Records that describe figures
[START]

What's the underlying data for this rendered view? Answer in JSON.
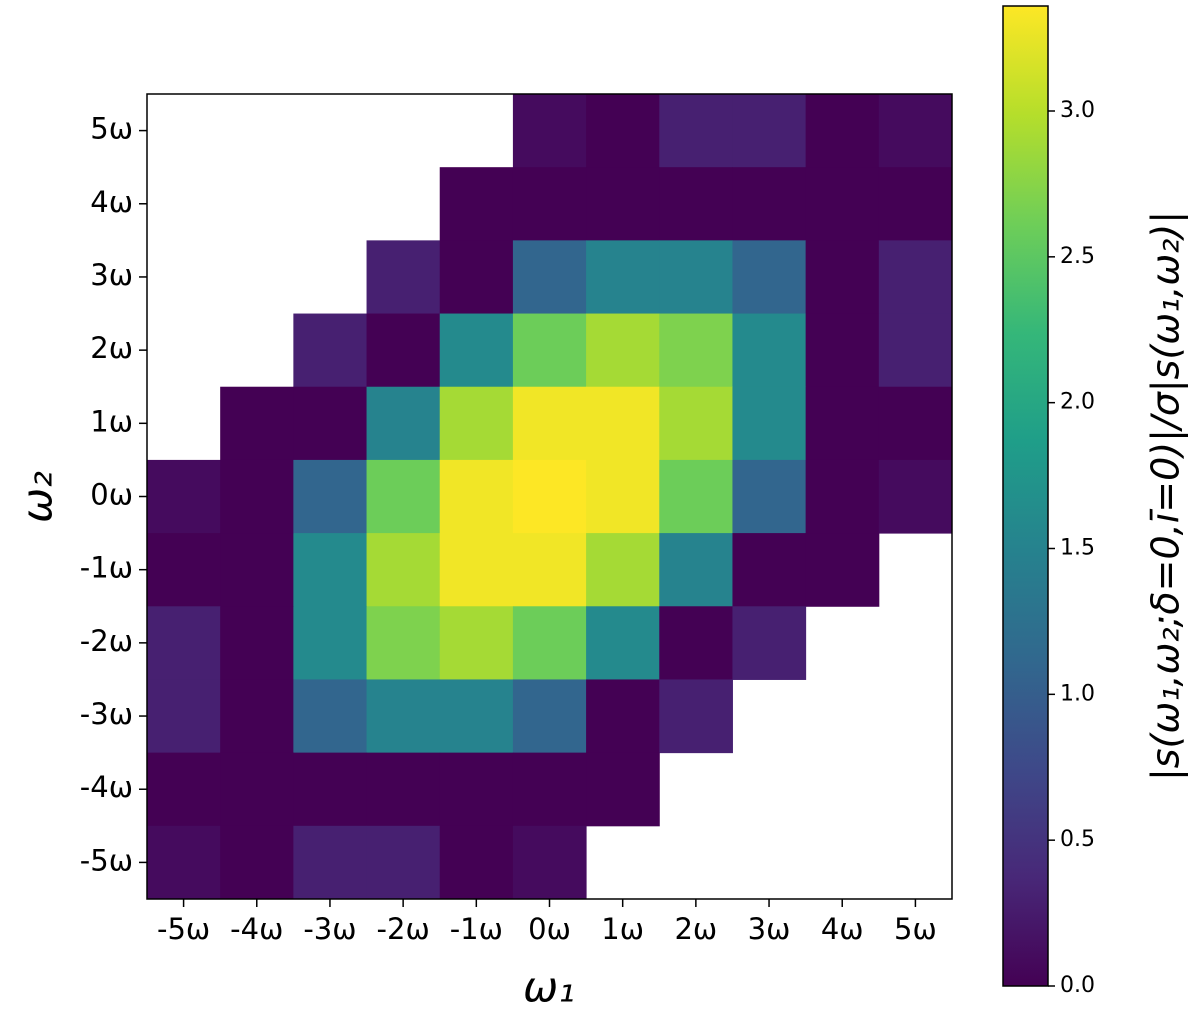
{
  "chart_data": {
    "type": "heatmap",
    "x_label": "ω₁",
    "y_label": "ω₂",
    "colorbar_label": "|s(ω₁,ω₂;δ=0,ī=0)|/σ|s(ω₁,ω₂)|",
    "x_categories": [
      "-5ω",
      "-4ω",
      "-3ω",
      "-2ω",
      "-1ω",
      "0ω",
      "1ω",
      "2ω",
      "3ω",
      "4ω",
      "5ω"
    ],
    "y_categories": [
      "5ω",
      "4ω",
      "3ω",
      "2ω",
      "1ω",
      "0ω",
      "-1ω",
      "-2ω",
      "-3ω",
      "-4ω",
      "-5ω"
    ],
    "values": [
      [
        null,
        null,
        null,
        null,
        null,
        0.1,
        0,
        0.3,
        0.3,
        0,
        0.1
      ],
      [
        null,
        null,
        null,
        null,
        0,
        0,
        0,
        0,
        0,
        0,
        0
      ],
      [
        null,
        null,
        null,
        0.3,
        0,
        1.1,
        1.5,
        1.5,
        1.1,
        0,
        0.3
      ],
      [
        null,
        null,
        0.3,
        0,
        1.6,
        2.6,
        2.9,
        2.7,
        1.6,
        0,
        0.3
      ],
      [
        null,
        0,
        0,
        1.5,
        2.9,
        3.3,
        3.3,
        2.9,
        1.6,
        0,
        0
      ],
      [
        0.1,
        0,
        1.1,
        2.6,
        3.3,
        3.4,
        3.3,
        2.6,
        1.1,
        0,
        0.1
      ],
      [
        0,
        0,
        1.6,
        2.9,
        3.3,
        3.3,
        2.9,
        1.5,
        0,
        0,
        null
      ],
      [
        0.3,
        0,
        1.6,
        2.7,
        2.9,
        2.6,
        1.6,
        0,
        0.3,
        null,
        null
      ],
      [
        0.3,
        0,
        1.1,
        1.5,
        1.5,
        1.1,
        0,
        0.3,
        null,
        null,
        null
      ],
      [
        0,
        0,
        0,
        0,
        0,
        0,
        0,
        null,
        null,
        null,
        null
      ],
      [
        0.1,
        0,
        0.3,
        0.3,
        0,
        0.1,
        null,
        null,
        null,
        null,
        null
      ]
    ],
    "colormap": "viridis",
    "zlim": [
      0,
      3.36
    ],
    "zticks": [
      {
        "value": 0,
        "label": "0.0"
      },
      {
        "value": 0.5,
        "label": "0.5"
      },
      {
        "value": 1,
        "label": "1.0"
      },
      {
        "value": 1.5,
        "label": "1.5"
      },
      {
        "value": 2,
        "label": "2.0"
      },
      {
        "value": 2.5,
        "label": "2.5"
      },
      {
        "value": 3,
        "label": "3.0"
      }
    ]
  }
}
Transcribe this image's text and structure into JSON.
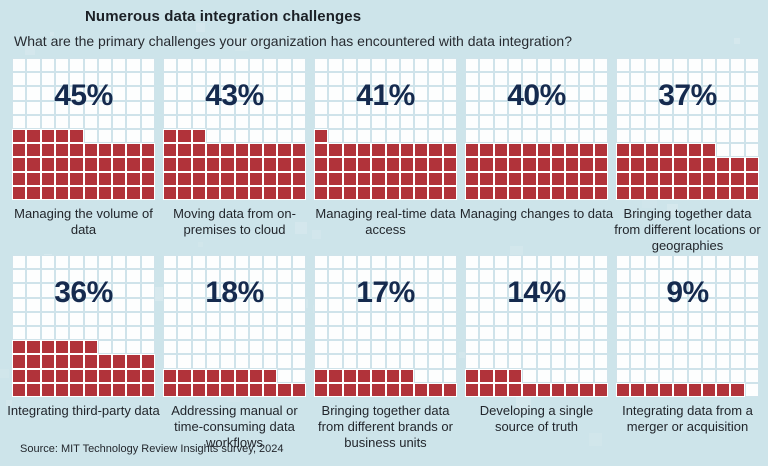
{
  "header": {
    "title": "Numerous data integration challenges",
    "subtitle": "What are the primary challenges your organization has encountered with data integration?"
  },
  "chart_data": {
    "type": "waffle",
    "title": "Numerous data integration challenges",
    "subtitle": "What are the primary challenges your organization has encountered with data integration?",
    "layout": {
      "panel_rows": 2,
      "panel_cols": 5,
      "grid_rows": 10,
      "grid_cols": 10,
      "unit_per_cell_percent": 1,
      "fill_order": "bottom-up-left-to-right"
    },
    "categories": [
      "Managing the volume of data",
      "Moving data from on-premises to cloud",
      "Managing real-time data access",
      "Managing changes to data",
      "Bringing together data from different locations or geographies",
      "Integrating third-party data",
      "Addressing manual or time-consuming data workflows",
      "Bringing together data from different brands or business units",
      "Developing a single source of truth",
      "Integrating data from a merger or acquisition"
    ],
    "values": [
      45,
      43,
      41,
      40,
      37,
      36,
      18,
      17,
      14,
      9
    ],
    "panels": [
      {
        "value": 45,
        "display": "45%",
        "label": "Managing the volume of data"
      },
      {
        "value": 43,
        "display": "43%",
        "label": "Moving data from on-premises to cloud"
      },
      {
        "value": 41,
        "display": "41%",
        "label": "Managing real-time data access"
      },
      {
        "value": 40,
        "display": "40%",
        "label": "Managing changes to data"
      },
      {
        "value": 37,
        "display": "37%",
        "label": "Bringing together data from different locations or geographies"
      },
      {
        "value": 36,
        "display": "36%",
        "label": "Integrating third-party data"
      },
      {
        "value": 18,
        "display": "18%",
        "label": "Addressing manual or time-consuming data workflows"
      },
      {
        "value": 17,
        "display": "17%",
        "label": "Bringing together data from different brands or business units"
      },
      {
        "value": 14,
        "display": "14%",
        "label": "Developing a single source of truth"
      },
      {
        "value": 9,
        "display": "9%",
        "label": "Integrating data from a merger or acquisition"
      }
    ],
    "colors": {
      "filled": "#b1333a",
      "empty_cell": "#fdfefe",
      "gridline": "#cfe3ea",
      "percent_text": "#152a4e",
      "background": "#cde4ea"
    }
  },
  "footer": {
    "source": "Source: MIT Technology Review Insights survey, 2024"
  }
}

[END]

• Short task: Among the lines of the material above, how many include the string "brands"? Report only that number.

• The response: 2